[Layout annotation data]
━━━━━━━━
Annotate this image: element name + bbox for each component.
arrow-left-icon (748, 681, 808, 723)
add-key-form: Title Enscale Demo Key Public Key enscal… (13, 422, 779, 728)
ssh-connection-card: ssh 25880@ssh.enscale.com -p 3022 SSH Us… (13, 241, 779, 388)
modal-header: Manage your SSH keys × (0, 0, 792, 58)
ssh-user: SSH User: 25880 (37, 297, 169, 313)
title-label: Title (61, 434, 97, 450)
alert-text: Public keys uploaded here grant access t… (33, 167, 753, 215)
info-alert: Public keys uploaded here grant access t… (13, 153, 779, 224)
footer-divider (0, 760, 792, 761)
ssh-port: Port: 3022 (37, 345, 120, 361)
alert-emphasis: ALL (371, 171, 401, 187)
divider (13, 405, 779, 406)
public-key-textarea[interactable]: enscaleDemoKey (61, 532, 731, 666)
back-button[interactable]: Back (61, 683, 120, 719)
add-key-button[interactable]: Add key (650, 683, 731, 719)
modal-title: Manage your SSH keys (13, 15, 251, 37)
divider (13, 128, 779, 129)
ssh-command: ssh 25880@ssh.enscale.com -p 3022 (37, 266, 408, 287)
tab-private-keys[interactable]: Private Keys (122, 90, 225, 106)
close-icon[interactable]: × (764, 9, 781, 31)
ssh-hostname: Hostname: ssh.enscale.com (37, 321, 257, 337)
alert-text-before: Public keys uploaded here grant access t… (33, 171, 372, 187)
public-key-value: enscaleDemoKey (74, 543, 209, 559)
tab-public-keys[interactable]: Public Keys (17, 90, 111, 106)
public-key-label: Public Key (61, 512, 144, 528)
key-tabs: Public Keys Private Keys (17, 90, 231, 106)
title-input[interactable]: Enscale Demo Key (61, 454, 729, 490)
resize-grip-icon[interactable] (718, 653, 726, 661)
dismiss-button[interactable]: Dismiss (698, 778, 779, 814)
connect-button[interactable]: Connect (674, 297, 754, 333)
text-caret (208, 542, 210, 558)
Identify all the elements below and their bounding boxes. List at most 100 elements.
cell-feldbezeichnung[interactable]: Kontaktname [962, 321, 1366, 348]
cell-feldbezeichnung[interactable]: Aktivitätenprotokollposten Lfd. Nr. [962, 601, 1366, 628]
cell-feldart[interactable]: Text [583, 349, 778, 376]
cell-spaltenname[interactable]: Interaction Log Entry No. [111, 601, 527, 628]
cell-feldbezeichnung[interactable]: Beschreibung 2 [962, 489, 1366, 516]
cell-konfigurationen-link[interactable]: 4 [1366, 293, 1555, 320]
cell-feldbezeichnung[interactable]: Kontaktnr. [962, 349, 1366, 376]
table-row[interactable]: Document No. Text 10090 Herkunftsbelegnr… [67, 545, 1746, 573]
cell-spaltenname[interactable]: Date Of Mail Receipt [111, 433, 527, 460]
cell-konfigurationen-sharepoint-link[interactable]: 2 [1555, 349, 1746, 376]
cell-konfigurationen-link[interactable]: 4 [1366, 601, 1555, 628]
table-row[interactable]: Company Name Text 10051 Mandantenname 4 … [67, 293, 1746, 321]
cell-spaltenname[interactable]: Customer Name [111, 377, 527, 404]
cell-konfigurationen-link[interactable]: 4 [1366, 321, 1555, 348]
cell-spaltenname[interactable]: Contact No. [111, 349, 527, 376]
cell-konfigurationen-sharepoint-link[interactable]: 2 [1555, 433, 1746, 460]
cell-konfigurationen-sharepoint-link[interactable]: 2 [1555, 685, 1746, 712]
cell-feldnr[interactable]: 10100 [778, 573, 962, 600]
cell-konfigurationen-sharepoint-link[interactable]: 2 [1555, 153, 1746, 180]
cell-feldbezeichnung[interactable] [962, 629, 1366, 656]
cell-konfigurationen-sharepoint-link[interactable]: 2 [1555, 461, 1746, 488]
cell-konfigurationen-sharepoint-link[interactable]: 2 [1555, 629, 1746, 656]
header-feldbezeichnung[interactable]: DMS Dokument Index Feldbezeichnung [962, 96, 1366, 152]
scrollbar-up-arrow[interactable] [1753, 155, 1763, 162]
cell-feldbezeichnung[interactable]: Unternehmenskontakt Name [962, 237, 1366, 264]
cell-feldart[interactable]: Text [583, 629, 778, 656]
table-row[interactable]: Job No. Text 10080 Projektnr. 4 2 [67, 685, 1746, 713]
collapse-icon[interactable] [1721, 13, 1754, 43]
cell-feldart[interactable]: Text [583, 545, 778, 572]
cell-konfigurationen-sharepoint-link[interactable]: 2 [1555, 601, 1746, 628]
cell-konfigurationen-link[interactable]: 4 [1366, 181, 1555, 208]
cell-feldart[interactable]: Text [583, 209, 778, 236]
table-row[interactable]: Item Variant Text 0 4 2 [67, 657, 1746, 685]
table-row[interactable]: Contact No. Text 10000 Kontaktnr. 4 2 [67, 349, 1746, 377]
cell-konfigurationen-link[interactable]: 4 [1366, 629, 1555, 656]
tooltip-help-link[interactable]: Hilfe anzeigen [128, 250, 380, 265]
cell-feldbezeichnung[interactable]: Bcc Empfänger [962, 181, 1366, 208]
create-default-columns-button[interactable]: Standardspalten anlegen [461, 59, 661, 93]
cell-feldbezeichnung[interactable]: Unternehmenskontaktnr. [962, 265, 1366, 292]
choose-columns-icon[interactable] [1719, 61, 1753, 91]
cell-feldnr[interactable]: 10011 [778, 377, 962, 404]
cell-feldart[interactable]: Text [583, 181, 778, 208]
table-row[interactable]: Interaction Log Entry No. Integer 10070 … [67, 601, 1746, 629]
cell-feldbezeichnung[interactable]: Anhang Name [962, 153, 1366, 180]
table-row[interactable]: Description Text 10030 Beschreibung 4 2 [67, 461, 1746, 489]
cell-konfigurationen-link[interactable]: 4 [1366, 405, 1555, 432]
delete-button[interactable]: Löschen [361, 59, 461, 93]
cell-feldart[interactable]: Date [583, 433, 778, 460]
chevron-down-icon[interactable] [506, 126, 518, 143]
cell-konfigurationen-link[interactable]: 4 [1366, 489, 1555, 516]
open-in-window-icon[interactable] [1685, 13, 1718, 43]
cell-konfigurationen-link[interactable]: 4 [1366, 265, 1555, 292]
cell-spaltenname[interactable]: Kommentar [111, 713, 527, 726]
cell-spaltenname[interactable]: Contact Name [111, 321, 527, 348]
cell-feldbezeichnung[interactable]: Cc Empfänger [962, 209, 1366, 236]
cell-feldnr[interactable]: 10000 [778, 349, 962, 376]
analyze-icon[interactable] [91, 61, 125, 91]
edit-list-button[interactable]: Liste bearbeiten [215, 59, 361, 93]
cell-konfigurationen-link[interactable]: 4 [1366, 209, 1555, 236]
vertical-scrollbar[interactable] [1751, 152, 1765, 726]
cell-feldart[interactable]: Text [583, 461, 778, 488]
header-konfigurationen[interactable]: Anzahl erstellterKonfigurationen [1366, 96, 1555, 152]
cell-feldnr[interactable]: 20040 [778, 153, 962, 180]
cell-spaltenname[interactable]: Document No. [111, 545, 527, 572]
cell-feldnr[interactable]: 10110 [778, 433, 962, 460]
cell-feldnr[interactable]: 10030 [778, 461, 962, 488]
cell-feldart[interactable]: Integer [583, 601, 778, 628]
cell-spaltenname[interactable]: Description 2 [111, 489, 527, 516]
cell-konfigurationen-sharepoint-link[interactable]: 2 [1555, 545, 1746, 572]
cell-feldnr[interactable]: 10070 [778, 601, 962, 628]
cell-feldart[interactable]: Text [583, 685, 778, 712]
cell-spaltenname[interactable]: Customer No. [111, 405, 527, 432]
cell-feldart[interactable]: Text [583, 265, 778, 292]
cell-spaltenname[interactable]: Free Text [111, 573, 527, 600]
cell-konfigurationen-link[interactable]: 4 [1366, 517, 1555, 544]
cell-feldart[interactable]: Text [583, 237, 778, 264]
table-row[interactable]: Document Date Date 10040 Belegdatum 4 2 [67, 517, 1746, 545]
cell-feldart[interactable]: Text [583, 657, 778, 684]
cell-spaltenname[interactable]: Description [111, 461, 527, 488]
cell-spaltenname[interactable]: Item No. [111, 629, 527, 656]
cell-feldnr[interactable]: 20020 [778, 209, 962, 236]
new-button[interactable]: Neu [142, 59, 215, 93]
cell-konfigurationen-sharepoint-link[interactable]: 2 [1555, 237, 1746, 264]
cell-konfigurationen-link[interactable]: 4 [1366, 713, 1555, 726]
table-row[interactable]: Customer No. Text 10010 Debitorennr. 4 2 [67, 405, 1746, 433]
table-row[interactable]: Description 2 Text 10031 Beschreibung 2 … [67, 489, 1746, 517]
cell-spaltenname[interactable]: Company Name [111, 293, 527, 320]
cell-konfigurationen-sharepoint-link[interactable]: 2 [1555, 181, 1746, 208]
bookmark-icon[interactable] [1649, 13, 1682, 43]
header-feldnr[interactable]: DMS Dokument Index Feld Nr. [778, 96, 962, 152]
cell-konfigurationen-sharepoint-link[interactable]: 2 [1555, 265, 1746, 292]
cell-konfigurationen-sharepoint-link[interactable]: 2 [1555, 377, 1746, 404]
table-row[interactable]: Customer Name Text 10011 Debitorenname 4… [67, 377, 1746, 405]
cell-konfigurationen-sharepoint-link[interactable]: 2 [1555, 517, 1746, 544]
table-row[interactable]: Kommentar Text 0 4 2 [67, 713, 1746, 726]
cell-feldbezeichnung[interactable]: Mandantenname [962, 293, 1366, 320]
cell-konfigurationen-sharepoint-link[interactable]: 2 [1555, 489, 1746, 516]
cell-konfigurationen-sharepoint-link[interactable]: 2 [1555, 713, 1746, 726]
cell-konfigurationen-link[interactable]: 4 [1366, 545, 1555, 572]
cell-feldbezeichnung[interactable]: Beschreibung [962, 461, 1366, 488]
━━━━━━━━
Short task: Copy the items word for word, from the very first line through the line containing "add-key-button[interactable]: Add key", including both of those lines.

Answer to the exercise:
Annotate this image: element name + bbox for each component.
arrow-left-icon (748, 681, 808, 723)
add-key-form: Title Enscale Demo Key Public Key enscal… (13, 422, 779, 728)
ssh-connection-card: ssh 25880@ssh.enscale.com -p 3022 SSH Us… (13, 241, 779, 388)
modal-header: Manage your SSH keys × (0, 0, 792, 58)
ssh-user: SSH User: 25880 (37, 297, 169, 313)
title-label: Title (61, 434, 97, 450)
alert-text: Public keys uploaded here grant access t… (33, 167, 753, 215)
info-alert: Public keys uploaded here grant access t… (13, 153, 779, 224)
footer-divider (0, 760, 792, 761)
ssh-port: Port: 3022 (37, 345, 120, 361)
alert-emphasis: ALL (371, 171, 401, 187)
divider (13, 405, 779, 406)
public-key-textarea[interactable]: enscaleDemoKey (61, 532, 731, 666)
back-button[interactable]: Back (61, 683, 120, 719)
add-key-button[interactable]: Add key (650, 683, 731, 719)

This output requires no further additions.